Print the listing below in its entirety, character for character.

— begin Task data —

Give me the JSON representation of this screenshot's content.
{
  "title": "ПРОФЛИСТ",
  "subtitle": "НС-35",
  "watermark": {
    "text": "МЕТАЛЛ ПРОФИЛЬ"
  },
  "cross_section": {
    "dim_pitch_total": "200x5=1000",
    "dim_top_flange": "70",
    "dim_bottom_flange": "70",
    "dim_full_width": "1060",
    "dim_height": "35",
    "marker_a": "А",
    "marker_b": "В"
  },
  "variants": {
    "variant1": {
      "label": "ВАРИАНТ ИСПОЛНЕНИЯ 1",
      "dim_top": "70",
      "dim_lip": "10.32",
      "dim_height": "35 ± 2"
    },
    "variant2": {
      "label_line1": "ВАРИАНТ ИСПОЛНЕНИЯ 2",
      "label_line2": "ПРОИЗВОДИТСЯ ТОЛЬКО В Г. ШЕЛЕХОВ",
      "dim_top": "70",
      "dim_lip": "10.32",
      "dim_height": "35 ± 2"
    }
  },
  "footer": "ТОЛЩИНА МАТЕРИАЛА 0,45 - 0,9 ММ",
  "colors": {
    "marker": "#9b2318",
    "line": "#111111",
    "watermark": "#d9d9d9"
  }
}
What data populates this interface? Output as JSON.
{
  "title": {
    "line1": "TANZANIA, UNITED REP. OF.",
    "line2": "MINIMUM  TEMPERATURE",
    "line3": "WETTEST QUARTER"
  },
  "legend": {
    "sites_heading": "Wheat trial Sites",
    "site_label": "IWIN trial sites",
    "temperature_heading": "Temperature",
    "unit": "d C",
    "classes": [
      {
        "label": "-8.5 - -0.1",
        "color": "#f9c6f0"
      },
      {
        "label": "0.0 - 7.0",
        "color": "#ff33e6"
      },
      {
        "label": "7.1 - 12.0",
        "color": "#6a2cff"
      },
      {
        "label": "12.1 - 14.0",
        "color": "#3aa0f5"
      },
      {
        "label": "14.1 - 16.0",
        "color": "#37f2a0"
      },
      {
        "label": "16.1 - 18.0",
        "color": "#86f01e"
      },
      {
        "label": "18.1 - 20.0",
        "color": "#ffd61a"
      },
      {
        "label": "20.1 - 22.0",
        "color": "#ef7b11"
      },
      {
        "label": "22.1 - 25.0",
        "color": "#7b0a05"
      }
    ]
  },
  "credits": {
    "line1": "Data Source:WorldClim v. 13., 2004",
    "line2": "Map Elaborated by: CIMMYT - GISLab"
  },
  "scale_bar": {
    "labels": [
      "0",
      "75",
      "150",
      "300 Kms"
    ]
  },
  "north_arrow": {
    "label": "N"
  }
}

— end Task data —

■ Complete response ■
Give me the JSON representation of this screenshot's content.
{
  "title": "ПРОФЛИСТ",
  "subtitle": "НС-35",
  "watermark": {
    "text": "МЕТАЛЛ ПРОФИЛЬ"
  },
  "cross_section": {
    "dim_pitch_total": "200x5=1000",
    "dim_top_flange": "70",
    "dim_bottom_flange": "70",
    "dim_full_width": "1060",
    "dim_height": "35",
    "marker_a": "А",
    "marker_b": "В"
  },
  "variants": {
    "variant1": {
      "label": "ВАРИАНТ ИСПОЛНЕНИЯ 1",
      "dim_top": "70",
      "dim_lip": "10.32",
      "dim_height": "35 ± 2"
    },
    "variant2": {
      "label_line1": "ВАРИАНТ ИСПОЛНЕНИЯ 2",
      "label_line2": "ПРОИЗВОДИТСЯ ТОЛЬКО В Г. ШЕЛЕХОВ",
      "dim_top": "70",
      "dim_lip": "10.32",
      "dim_height": "35 ± 2"
    }
  },
  "footer": "ТОЛЩИНА МАТЕРИАЛА 0,45 - 0,9 ММ",
  "colors": {
    "marker": "#9b2318",
    "line": "#111111",
    "watermark": "#d9d9d9"
  }
}
What data populates this interface? Output as JSON.
{
  "title": {
    "line1": "TANZANIA, UNITED REP. OF.",
    "line2": "MINIMUM  TEMPERATURE",
    "line3": "WETTEST QUARTER"
  },
  "legend": {
    "sites_heading": "Wheat trial Sites",
    "site_label": "IWIN trial sites",
    "temperature_heading": "Temperature",
    "unit": "d C",
    "classes": [
      {
        "label": "-8.5 - -0.1",
        "color": "#f9c6f0"
      },
      {
        "label": "0.0 - 7.0",
        "color": "#ff33e6"
      },
      {
        "label": "7.1 - 12.0",
        "color": "#6a2cff"
      },
      {
        "label": "12.1 - 14.0",
        "color": "#3aa0f5"
      },
      {
        "label": "14.1 - 16.0",
        "color": "#37f2a0"
      },
      {
        "label": "16.1 - 18.0",
        "color": "#86f01e"
      },
      {
        "label": "18.1 - 20.0",
        "color": "#ffd61a"
      },
      {
        "label": "20.1 - 22.0",
        "color": "#ef7b11"
      },
      {
        "label": "22.1 - 25.0",
        "color": "#7b0a05"
      }
    ]
  },
  "credits": {
    "line1": "Data Source:WorldClim v. 13., 2004",
    "line2": "Map Elaborated by: CIMMYT - GISLab"
  },
  "scale_bar": {
    "labels": [
      "0",
      "75",
      "150",
      "300 Kms"
    ]
  },
  "north_arrow": {
    "label": "N"
  }
}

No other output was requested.